Output each line of the material exactly as it stands.

→ DATASET ROWS:
+ + + + + + +

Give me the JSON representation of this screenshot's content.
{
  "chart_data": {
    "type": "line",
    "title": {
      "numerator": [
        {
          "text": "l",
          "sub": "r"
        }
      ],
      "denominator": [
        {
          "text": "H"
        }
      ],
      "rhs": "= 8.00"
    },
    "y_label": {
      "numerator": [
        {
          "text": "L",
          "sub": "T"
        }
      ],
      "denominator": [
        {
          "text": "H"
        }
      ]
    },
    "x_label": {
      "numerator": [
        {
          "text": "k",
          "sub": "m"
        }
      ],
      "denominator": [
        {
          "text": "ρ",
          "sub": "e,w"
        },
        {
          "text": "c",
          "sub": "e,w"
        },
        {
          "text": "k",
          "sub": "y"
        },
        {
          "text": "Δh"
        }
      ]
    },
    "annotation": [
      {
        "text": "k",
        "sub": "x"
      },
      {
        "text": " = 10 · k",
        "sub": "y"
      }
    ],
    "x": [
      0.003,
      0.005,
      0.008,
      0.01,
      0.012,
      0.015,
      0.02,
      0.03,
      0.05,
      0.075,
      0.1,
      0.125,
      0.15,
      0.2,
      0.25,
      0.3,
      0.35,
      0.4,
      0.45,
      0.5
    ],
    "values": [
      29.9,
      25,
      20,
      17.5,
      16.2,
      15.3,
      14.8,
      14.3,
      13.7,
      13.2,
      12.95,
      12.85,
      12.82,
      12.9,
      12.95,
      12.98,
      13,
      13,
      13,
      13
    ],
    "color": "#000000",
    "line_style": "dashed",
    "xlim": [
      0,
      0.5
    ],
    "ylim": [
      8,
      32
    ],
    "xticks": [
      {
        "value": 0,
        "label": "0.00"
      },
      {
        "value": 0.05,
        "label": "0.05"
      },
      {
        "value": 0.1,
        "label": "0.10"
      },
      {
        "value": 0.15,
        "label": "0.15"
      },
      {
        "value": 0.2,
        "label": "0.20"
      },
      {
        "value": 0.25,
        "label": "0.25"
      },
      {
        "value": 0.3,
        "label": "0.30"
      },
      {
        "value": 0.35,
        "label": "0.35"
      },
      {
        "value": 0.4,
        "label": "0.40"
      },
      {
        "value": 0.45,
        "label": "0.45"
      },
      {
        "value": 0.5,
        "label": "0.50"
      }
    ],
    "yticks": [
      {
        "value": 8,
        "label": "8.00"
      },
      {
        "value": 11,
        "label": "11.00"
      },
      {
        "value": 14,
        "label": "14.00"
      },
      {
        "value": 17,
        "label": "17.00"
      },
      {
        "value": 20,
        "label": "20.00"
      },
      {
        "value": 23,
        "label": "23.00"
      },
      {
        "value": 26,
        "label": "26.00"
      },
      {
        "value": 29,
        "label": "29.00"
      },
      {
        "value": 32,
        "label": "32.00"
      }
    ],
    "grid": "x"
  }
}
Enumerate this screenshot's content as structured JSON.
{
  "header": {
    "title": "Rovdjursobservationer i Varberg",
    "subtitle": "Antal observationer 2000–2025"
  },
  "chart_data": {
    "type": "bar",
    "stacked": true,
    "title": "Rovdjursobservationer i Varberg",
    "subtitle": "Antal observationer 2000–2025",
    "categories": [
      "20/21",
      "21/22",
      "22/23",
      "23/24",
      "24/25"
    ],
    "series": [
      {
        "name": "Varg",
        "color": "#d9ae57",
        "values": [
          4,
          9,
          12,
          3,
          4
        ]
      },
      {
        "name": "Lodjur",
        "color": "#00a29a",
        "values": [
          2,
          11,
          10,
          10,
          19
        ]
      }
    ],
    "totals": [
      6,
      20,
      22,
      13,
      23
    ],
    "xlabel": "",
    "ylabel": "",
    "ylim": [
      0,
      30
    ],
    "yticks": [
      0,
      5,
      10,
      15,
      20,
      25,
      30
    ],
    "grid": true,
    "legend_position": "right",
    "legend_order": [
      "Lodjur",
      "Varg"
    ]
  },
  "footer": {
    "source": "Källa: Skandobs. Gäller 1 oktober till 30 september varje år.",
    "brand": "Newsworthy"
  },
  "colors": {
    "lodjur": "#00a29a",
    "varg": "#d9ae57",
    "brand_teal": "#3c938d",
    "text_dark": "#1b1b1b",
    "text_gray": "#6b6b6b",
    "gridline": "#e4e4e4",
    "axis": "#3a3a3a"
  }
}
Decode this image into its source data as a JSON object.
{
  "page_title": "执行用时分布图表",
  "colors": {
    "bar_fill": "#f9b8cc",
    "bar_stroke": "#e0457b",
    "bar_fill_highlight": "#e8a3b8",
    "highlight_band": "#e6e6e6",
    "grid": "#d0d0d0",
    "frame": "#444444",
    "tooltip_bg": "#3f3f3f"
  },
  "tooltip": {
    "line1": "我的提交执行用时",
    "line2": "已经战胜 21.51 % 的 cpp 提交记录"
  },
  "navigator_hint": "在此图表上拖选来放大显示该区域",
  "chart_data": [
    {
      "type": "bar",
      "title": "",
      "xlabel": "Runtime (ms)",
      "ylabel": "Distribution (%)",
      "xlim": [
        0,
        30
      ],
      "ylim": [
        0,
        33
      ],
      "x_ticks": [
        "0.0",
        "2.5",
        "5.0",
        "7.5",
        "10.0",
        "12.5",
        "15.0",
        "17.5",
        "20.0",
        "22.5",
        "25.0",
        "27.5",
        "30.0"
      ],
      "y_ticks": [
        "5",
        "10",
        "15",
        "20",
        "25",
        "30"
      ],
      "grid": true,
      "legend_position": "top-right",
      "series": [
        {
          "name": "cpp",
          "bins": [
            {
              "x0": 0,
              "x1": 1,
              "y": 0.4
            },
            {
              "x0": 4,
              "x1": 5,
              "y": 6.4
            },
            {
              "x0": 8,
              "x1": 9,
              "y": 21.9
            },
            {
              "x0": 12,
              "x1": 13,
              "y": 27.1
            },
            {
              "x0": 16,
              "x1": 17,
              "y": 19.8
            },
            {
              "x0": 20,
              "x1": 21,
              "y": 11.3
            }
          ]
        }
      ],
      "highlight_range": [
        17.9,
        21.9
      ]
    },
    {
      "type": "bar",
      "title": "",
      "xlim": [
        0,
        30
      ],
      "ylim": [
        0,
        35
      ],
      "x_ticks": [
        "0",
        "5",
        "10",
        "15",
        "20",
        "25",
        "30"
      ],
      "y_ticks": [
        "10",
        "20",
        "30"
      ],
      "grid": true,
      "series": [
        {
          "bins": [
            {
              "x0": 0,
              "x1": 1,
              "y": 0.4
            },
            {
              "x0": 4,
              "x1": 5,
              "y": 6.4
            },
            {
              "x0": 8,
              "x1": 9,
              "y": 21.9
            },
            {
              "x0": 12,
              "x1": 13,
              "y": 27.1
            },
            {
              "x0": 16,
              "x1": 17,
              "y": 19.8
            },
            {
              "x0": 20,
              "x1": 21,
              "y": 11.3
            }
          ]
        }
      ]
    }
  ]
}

+ + + + + + +

→ TASK OUTPUT:
Give me the JSON representation of this screenshot's content.
{
  "chart_data": {
    "type": "line",
    "title": {
      "numerator": [
        {
          "text": "l",
          "sub": "r"
        }
      ],
      "denominator": [
        {
          "text": "H"
        }
      ],
      "rhs": "= 8.00"
    },
    "y_label": {
      "numerator": [
        {
          "text": "L",
          "sub": "T"
        }
      ],
      "denominator": [
        {
          "text": "H"
        }
      ]
    },
    "x_label": {
      "numerator": [
        {
          "text": "k",
          "sub": "m"
        }
      ],
      "denominator": [
        {
          "text": "ρ",
          "sub": "e,w"
        },
        {
          "text": "c",
          "sub": "e,w"
        },
        {
          "text": "k",
          "sub": "y"
        },
        {
          "text": "Δh"
        }
      ]
    },
    "annotation": [
      {
        "text": "k",
        "sub": "x"
      },
      {
        "text": " = 10 · k",
        "sub": "y"
      }
    ],
    "x": [
      0.003,
      0.005,
      0.008,
      0.01,
      0.012,
      0.015,
      0.02,
      0.03,
      0.05,
      0.075,
      0.1,
      0.125,
      0.15,
      0.2,
      0.25,
      0.3,
      0.35,
      0.4,
      0.45,
      0.5
    ],
    "values": [
      29.9,
      25,
      20,
      17.5,
      16.2,
      15.3,
      14.8,
      14.3,
      13.7,
      13.2,
      12.95,
      12.85,
      12.82,
      12.9,
      12.95,
      12.98,
      13,
      13,
      13,
      13
    ],
    "color": "#000000",
    "line_style": "dashed",
    "xlim": [
      0,
      0.5
    ],
    "ylim": [
      8,
      32
    ],
    "xticks": [
      {
        "value": 0,
        "label": "0.00"
      },
      {
        "value": 0.05,
        "label": "0.05"
      },
      {
        "value": 0.1,
        "label": "0.10"
      },
      {
        "value": 0.15,
        "label": "0.15"
      },
      {
        "value": 0.2,
        "label": "0.20"
      },
      {
        "value": 0.25,
        "label": "0.25"
      },
      {
        "value": 0.3,
        "label": "0.30"
      },
      {
        "value": 0.35,
        "label": "0.35"
      },
      {
        "value": 0.4,
        "label": "0.40"
      },
      {
        "value": 0.45,
        "label": "0.45"
      },
      {
        "value": 0.5,
        "label": "0.50"
      }
    ],
    "yticks": [
      {
        "value": 8,
        "label": "8.00"
      },
      {
        "value": 11,
        "label": "11.00"
      },
      {
        "value": 14,
        "label": "14.00"
      },
      {
        "value": 17,
        "label": "17.00"
      },
      {
        "value": 20,
        "label": "20.00"
      },
      {
        "value": 23,
        "label": "23.00"
      },
      {
        "value": 26,
        "label": "26.00"
      },
      {
        "value": 29,
        "label": "29.00"
      },
      {
        "value": 32,
        "label": "32.00"
      }
    ],
    "grid": "x"
  }
}
Enumerate this screenshot's content as structured JSON.
{
  "header": {
    "title": "Rovdjursobservationer i Varberg",
    "subtitle": "Antal observationer 2000–2025"
  },
  "chart_data": {
    "type": "bar",
    "stacked": true,
    "title": "Rovdjursobservationer i Varberg",
    "subtitle": "Antal observationer 2000–2025",
    "categories": [
      "20/21",
      "21/22",
      "22/23",
      "23/24",
      "24/25"
    ],
    "series": [
      {
        "name": "Varg",
        "color": "#d9ae57",
        "values": [
          4,
          9,
          12,
          3,
          4
        ]
      },
      {
        "name": "Lodjur",
        "color": "#00a29a",
        "values": [
          2,
          11,
          10,
          10,
          19
        ]
      }
    ],
    "totals": [
      6,
      20,
      22,
      13,
      23
    ],
    "xlabel": "",
    "ylabel": "",
    "ylim": [
      0,
      30
    ],
    "yticks": [
      0,
      5,
      10,
      15,
      20,
      25,
      30
    ],
    "grid": true,
    "legend_position": "right",
    "legend_order": [
      "Lodjur",
      "Varg"
    ]
  },
  "footer": {
    "source": "Källa: Skandobs. Gäller 1 oktober till 30 september varje år.",
    "brand": "Newsworthy"
  },
  "colors": {
    "lodjur": "#00a29a",
    "varg": "#d9ae57",
    "brand_teal": "#3c938d",
    "text_dark": "#1b1b1b",
    "text_gray": "#6b6b6b",
    "gridline": "#e4e4e4",
    "axis": "#3a3a3a"
  }
}
Decode this image into its source data as a JSON object.
{
  "page_title": "执行用时分布图表",
  "colors": {
    "bar_fill": "#f9b8cc",
    "bar_stroke": "#e0457b",
    "bar_fill_highlight": "#e8a3b8",
    "highlight_band": "#e6e6e6",
    "grid": "#d0d0d0",
    "frame": "#444444",
    "tooltip_bg": "#3f3f3f"
  },
  "tooltip": {
    "line1": "我的提交执行用时",
    "line2": "已经战胜 21.51 % 的 cpp 提交记录"
  },
  "navigator_hint": "在此图表上拖选来放大显示该区域",
  "chart_data": [
    {
      "type": "bar",
      "title": "",
      "xlabel": "Runtime (ms)",
      "ylabel": "Distribution (%)",
      "xlim": [
        0,
        30
      ],
      "ylim": [
        0,
        33
      ],
      "x_ticks": [
        "0.0",
        "2.5",
        "5.0",
        "7.5",
        "10.0",
        "12.5",
        "15.0",
        "17.5",
        "20.0",
        "22.5",
        "25.0",
        "27.5",
        "30.0"
      ],
      "y_ticks": [
        "5",
        "10",
        "15",
        "20",
        "25",
        "30"
      ],
      "grid": true,
      "legend_position": "top-right",
      "series": [
        {
          "name": "cpp",
          "bins": [
            {
              "x0": 0,
              "x1": 1,
              "y": 0.4
            },
            {
              "x0": 4,
              "x1": 5,
              "y": 6.4
            },
            {
              "x0": 8,
              "x1": 9,
              "y": 21.9
            },
            {
              "x0": 12,
              "x1": 13,
              "y": 27.1
            },
            {
              "x0": 16,
              "x1": 17,
              "y": 19.8
            },
            {
              "x0": 20,
              "x1": 21,
              "y": 11.3
            }
          ]
        }
      ],
      "highlight_range": [
        17.9,
        21.9
      ]
    },
    {
      "type": "bar",
      "title": "",
      "xlim": [
        0,
        30
      ],
      "ylim": [
        0,
        35
      ],
      "x_ticks": [
        "0",
        "5",
        "10",
        "15",
        "20",
        "25",
        "30"
      ],
      "y_ticks": [
        "10",
        "20",
        "30"
      ],
      "grid": true,
      "series": [
        {
          "bins": [
            {
              "x0": 0,
              "x1": 1,
              "y": 0.4
            },
            {
              "x0": 4,
              "x1": 5,
              "y": 6.4
            },
            {
              "x0": 8,
              "x1": 9,
              "y": 21.9
            },
            {
              "x0": 12,
              "x1": 13,
              "y": 27.1
            },
            {
              "x0": 16,
              "x1": 17,
              "y": 19.8
            },
            {
              "x0": 20,
              "x1": 21,
              "y": 11.3
            }
          ]
        }
      ]
    }
  ]
}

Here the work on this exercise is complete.